* EXERCISE PROMPT *
Pick out the lines below that contain the string "title" and copy them all.

* DATA TO PROCESS *

----

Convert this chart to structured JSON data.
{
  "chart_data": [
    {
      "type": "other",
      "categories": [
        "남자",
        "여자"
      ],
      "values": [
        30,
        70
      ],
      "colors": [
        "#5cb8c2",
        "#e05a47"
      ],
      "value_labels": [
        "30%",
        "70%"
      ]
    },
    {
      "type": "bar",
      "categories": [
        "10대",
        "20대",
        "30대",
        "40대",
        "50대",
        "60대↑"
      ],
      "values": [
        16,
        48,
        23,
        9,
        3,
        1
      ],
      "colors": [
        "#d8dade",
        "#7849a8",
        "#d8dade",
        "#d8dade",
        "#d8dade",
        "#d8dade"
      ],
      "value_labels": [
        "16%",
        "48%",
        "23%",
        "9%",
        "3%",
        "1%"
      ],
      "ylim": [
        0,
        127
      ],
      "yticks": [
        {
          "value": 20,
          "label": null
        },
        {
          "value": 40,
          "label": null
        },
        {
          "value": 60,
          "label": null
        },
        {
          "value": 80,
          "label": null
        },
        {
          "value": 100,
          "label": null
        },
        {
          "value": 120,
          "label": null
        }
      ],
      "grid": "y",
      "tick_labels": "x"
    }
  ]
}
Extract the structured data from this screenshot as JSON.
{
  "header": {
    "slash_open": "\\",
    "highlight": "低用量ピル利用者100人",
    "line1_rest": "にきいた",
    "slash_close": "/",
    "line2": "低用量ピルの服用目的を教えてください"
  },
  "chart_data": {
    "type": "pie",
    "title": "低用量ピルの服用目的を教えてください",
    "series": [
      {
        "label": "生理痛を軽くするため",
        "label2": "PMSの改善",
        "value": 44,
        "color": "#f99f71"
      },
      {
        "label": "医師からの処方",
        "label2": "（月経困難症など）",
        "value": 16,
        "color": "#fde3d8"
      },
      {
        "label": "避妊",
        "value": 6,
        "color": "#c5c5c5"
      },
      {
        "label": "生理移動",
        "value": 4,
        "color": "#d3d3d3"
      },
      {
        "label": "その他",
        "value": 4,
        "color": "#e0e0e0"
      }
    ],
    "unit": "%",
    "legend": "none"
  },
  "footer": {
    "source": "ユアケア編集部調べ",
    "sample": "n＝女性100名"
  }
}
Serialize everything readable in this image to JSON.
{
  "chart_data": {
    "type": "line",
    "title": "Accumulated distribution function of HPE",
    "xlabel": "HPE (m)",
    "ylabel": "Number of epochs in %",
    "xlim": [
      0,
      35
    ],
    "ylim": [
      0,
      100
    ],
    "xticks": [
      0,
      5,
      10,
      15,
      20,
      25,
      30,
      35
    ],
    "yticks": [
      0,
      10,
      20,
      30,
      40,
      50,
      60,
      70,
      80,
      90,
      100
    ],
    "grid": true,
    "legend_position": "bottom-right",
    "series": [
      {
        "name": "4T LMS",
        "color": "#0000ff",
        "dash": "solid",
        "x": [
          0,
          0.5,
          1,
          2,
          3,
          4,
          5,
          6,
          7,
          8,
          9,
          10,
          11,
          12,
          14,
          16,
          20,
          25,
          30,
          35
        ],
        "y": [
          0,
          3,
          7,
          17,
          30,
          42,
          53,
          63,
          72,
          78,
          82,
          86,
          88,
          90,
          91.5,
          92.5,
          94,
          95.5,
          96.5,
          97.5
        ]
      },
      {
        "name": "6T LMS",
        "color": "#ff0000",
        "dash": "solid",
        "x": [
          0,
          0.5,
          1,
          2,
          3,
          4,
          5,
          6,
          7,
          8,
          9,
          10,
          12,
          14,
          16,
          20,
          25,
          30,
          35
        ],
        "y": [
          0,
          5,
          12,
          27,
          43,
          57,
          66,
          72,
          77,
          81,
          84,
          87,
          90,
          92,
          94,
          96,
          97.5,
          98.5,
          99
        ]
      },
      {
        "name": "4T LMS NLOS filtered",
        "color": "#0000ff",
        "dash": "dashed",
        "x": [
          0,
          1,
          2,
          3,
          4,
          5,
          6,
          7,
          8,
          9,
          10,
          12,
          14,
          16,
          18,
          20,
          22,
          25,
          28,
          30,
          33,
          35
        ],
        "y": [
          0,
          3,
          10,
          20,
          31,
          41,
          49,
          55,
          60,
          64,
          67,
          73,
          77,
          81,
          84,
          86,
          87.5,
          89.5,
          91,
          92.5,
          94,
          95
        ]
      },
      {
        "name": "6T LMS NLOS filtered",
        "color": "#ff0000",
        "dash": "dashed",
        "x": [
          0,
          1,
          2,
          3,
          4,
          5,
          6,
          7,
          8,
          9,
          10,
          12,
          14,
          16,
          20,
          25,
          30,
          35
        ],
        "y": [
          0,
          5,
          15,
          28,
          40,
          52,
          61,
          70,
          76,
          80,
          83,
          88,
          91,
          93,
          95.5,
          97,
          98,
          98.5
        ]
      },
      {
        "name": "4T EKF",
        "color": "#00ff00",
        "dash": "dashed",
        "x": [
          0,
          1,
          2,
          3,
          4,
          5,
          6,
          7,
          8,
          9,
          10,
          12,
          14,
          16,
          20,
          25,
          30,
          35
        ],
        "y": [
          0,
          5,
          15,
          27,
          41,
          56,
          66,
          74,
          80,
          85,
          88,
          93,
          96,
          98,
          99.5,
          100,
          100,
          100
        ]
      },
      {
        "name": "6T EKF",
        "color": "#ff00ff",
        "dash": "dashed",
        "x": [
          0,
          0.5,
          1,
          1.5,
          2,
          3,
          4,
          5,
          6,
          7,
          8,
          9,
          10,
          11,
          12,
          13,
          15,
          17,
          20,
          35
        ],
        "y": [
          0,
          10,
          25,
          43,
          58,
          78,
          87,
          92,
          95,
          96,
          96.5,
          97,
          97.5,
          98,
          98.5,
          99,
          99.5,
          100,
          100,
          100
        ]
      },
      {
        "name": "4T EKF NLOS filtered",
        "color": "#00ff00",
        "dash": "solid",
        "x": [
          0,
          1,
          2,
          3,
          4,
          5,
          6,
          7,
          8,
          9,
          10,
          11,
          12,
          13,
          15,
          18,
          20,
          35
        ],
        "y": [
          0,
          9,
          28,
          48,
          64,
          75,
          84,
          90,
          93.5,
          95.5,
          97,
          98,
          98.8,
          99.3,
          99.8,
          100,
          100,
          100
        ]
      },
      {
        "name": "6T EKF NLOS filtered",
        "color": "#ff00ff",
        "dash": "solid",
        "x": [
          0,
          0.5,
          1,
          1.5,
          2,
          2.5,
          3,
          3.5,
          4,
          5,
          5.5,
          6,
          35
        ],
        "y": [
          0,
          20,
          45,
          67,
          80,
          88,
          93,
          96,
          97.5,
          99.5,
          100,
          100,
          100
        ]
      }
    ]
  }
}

----

* WRITTEN RESPONSE *
    "title": "低用量ピルの服用目的を教えてください",
    "title": "Accumulated distribution function of HPE",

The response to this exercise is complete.